Stated exercise:
Report back each line of the records that contains the string "label".

Records for the exercise:
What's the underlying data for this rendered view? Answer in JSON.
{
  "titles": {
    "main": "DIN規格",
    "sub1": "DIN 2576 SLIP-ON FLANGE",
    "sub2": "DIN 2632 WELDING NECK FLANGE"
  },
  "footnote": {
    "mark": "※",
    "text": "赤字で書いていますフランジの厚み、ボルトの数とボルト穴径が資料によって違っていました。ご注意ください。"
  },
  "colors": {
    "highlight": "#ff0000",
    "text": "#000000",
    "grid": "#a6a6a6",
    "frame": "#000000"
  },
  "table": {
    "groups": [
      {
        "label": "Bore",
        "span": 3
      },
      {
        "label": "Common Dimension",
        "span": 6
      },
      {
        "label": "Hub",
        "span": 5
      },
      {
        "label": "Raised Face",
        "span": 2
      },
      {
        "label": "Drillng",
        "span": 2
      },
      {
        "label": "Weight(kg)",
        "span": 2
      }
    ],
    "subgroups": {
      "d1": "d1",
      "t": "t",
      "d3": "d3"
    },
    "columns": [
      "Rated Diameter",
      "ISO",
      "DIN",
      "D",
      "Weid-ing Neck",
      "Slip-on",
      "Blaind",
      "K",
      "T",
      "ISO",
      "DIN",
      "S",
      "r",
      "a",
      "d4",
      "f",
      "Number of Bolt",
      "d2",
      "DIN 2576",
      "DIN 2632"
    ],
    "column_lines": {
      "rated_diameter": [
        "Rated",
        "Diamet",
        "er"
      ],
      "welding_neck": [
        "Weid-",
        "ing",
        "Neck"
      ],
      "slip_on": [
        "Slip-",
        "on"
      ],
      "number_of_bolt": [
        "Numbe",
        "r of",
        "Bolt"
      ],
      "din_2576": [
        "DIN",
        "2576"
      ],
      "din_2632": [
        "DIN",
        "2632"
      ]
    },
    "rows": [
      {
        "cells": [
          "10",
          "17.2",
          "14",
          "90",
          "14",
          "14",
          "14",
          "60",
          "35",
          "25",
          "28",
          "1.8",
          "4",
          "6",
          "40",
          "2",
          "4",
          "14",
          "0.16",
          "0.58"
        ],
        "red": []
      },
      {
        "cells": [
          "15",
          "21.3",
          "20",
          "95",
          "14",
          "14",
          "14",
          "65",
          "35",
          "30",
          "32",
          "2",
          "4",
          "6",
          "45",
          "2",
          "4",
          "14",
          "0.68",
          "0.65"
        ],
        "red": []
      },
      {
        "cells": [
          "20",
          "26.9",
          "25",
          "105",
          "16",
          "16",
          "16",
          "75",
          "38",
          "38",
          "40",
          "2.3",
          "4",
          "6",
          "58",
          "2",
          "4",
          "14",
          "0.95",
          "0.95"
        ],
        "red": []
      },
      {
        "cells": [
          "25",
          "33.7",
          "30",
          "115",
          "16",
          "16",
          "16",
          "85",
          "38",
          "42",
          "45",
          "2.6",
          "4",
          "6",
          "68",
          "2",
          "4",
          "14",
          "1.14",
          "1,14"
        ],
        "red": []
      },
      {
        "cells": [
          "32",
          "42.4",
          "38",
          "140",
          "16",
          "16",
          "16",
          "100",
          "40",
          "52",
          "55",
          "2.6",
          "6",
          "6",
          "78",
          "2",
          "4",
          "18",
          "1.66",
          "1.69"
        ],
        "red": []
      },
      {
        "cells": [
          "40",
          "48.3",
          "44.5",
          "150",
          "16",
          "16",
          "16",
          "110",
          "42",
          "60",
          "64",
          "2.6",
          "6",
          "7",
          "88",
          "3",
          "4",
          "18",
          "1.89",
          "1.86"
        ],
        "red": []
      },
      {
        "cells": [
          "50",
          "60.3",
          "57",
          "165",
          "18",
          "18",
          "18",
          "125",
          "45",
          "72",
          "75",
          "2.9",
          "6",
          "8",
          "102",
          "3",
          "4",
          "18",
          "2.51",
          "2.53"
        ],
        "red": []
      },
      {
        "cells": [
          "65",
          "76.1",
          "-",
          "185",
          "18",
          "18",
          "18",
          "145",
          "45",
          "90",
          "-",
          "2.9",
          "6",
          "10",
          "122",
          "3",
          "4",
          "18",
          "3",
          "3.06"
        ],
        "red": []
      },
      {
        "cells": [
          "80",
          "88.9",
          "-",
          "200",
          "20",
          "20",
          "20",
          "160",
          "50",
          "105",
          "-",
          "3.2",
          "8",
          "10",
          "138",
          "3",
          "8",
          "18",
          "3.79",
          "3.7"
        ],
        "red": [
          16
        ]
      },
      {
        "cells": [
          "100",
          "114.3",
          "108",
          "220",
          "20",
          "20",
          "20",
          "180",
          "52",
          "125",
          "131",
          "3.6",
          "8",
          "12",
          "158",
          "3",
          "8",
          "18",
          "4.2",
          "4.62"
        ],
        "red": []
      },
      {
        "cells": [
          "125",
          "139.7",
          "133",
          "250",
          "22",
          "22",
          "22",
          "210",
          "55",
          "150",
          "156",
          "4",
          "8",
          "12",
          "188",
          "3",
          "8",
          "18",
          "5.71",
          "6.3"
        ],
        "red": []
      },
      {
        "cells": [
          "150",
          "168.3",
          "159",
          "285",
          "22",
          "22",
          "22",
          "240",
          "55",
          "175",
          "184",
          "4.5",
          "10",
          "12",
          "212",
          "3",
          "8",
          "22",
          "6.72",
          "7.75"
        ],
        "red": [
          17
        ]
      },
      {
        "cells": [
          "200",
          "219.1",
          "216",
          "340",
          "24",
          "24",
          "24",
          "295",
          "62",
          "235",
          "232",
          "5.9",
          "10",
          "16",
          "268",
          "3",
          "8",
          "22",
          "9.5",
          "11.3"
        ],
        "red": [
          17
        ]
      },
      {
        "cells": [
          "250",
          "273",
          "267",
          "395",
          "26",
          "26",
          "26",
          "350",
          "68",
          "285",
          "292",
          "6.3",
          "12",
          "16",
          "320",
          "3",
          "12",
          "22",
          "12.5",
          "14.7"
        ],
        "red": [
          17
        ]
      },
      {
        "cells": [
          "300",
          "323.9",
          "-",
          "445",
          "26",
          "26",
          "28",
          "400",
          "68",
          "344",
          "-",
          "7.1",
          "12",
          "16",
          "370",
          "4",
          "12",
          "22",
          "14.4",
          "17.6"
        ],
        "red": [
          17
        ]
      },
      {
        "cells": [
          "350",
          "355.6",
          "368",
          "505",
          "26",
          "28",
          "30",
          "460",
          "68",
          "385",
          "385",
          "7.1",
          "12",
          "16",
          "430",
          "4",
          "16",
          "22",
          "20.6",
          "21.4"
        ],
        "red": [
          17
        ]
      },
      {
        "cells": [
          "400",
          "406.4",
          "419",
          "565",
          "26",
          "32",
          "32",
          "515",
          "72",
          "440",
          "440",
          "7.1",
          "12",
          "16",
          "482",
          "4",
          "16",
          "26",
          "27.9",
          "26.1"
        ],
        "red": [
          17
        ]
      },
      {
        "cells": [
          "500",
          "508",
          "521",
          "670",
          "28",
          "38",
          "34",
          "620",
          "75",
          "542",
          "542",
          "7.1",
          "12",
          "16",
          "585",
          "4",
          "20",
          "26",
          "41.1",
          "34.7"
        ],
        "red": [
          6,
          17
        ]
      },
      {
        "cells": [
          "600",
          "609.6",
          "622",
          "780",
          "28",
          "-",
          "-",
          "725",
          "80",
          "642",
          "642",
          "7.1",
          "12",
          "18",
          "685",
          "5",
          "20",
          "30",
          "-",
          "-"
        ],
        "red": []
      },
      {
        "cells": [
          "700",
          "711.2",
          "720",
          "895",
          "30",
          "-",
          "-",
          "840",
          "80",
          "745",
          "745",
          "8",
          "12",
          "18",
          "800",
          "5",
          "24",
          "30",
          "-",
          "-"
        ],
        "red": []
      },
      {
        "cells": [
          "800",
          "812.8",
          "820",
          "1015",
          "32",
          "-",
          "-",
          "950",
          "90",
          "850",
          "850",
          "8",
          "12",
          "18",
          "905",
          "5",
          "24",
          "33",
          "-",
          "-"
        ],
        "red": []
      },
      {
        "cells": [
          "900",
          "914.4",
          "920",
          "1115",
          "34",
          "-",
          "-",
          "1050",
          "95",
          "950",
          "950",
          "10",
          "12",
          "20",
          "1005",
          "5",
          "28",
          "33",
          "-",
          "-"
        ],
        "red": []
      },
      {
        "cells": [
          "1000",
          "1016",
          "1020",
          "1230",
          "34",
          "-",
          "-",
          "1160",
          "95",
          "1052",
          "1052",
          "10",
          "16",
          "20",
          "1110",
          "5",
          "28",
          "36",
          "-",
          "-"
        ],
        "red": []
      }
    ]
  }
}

Result of the task:
        "label": "Bore",
        "label": "Common Dimension",
        "label": "Hub",
        "label": "Raised Face",
        "label": "Drillng",
        "label": "Weight(kg)",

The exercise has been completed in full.